** start of DATA PROVIDED **

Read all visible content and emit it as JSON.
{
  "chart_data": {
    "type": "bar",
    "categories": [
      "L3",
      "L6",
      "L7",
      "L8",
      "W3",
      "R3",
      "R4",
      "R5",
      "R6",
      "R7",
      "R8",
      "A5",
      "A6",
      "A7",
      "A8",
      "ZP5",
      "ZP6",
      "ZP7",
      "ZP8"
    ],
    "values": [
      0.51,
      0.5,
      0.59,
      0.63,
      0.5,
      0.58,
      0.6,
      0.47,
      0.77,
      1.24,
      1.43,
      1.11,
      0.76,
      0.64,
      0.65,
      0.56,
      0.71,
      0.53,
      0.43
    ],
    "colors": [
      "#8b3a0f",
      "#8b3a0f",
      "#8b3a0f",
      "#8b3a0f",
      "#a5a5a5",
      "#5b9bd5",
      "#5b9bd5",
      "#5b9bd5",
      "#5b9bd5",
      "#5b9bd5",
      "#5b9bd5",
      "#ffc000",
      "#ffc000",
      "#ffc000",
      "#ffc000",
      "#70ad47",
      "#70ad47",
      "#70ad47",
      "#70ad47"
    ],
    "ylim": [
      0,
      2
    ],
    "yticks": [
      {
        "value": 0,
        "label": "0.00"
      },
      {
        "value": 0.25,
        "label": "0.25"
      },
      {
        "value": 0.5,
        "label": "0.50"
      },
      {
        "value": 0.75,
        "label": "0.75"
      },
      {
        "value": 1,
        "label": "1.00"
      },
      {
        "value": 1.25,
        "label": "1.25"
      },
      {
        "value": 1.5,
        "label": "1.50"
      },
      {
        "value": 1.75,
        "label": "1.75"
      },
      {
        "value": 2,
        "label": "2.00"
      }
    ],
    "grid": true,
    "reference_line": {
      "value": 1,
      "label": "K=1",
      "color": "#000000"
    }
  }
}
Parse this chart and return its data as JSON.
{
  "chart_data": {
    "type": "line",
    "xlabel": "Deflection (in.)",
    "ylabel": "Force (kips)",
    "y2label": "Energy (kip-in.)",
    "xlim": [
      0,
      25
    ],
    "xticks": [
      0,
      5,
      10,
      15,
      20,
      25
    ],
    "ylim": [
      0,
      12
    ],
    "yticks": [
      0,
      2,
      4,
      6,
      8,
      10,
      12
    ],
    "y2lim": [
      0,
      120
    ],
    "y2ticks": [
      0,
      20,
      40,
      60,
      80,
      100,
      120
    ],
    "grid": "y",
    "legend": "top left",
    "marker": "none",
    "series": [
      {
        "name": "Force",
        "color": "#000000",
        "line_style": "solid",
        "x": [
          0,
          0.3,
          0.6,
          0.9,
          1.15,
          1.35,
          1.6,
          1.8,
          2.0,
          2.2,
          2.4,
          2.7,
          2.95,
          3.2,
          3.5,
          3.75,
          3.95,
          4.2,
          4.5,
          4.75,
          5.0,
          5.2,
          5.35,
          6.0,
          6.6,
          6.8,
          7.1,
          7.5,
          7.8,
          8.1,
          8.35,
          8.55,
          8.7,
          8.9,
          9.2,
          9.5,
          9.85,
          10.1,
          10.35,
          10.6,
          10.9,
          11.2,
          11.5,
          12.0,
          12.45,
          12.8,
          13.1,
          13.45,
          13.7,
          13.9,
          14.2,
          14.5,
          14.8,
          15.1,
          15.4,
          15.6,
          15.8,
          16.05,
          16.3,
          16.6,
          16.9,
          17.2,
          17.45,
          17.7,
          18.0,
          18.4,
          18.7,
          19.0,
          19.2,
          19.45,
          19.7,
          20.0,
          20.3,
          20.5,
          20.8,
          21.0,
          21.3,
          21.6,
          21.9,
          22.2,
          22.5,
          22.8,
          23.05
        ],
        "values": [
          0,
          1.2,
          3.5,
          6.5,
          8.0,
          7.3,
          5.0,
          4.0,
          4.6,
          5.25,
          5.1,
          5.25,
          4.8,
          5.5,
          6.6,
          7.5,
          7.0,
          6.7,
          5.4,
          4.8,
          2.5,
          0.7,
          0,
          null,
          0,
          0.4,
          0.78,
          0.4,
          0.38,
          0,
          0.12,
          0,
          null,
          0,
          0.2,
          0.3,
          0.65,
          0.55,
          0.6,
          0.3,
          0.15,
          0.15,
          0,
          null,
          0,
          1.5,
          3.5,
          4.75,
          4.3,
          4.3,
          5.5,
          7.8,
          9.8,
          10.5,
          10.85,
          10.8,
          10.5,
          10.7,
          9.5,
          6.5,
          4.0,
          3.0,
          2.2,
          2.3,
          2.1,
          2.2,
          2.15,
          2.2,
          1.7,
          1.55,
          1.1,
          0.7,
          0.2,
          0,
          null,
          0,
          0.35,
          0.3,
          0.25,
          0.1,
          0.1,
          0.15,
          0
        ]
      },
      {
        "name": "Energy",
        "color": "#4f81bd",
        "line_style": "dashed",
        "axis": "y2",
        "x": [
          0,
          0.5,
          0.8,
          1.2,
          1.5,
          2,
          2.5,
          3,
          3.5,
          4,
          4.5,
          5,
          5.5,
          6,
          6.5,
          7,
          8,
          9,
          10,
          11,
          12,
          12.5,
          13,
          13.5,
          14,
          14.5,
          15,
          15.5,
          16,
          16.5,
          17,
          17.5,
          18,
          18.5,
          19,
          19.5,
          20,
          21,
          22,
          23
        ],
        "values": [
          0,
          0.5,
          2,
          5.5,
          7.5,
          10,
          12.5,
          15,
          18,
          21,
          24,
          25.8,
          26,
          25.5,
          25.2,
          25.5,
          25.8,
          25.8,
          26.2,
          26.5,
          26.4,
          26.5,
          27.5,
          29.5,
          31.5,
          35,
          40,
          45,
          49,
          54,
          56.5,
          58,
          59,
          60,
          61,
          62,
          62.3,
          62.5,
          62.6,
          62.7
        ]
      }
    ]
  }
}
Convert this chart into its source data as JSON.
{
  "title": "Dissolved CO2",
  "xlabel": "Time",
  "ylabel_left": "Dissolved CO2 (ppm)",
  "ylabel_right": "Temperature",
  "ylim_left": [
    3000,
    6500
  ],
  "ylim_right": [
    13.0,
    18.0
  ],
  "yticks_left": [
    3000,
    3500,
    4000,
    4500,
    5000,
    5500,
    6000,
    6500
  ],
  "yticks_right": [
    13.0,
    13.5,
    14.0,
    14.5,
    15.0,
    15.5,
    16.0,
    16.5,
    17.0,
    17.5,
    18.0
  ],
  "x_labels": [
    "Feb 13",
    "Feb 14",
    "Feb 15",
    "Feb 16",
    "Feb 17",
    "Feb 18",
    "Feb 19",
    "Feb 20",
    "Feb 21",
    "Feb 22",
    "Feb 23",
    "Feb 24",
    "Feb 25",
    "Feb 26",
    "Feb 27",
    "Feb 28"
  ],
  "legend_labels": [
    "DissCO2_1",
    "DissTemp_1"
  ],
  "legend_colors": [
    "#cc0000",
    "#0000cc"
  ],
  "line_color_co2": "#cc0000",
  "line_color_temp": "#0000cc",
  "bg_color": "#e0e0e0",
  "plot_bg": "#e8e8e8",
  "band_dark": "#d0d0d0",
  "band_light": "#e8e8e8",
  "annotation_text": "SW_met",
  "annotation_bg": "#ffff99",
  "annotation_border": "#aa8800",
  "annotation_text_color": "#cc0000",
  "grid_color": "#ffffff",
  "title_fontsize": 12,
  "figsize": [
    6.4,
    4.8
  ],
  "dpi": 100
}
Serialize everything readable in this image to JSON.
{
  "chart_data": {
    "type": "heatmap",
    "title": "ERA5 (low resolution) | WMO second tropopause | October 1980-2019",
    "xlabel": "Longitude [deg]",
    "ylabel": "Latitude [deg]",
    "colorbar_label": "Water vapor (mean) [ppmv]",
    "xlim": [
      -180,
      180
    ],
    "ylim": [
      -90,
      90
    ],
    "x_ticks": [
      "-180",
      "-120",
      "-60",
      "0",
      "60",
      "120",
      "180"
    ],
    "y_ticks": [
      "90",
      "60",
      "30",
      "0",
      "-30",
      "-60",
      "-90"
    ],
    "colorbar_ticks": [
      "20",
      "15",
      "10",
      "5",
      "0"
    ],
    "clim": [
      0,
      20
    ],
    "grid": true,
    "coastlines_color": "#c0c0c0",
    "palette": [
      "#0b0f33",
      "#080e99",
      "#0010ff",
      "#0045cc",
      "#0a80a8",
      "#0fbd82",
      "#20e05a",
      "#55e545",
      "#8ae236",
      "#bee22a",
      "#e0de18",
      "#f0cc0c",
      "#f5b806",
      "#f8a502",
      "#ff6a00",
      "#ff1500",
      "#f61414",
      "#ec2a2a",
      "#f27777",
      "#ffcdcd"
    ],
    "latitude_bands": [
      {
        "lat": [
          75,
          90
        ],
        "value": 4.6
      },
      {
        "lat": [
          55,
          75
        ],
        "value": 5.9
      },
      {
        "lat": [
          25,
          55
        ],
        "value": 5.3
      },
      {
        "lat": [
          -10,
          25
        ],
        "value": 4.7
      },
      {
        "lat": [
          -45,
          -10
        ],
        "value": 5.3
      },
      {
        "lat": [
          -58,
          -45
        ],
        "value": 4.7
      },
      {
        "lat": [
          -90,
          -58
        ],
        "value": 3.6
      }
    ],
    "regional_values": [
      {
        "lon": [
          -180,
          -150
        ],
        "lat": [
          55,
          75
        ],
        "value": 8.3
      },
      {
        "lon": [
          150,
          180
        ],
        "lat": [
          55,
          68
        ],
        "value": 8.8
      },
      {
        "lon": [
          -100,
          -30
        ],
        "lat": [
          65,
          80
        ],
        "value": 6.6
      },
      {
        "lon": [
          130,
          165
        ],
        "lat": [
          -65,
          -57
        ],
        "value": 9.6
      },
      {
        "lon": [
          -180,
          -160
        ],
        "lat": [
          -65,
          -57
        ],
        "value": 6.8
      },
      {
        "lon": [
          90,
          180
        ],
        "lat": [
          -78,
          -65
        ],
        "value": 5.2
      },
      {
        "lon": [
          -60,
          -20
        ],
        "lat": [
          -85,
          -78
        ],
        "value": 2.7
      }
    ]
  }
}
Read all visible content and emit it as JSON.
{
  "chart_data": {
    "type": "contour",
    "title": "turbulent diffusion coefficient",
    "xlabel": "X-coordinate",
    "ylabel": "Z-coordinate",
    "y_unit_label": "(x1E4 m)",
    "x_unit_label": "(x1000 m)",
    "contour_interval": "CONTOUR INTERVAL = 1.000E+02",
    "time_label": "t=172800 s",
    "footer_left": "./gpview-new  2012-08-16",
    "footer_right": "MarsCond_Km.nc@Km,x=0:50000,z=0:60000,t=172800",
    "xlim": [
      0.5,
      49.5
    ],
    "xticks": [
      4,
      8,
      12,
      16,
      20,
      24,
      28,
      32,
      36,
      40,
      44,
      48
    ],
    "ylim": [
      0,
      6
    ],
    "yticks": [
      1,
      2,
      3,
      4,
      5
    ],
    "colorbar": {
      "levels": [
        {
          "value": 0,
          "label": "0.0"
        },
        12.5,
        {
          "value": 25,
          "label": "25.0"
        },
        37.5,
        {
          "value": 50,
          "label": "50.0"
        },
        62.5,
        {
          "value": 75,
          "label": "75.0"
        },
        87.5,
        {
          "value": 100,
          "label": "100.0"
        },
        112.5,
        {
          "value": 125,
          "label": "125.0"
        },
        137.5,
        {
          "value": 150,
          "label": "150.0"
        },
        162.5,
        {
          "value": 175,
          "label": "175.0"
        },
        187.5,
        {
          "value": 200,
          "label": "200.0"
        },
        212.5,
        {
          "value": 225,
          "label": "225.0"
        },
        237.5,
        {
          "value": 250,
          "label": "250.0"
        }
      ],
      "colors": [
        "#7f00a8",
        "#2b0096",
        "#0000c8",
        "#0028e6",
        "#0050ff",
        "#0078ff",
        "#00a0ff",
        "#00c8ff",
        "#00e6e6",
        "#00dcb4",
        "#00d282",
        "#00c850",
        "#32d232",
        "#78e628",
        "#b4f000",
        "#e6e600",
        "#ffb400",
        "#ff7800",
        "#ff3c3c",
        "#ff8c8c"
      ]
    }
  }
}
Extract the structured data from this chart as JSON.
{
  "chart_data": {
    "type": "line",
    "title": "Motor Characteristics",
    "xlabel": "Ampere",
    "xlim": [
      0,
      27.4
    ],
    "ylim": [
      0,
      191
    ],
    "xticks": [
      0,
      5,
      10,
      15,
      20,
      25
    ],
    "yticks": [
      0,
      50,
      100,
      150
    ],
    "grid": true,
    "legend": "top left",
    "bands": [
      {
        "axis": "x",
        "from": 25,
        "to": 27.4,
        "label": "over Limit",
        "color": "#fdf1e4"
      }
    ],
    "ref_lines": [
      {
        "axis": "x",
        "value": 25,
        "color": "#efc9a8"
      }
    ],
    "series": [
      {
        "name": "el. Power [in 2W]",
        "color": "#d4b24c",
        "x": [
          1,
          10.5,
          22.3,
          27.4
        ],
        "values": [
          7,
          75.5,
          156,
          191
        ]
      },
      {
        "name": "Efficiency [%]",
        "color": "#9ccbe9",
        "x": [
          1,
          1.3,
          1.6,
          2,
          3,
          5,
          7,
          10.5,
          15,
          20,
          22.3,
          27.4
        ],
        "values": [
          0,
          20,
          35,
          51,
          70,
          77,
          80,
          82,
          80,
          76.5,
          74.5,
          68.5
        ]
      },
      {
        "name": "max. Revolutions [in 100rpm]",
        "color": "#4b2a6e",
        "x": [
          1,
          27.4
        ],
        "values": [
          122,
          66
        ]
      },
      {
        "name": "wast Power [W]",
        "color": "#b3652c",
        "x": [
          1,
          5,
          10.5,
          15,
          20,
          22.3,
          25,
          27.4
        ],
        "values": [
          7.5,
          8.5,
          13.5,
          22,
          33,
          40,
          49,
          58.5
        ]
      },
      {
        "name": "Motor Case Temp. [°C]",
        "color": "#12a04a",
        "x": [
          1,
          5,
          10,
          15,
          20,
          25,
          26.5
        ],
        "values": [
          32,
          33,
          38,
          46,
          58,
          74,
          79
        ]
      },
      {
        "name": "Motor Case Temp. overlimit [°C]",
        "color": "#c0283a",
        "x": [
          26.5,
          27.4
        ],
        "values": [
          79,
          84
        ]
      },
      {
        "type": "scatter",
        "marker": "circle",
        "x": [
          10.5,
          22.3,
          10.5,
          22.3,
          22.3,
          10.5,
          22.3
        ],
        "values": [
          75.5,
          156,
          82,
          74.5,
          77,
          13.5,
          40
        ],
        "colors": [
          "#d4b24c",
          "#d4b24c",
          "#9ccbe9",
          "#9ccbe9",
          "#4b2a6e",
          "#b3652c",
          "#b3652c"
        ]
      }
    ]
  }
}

** end of DATA PROVIDED **

PROBLEM TO WORK ON: Copy each line of the listing in which the word "xlabel" can be found.

SOLUTION FOR THIS EXERCISE:
    "xlabel": "Deflection (in.)",
  "xlabel": "Time",
    "xlabel": "Longitude [deg]",
    "xlabel": "X-coordinate",
    "xlabel": "Ampere",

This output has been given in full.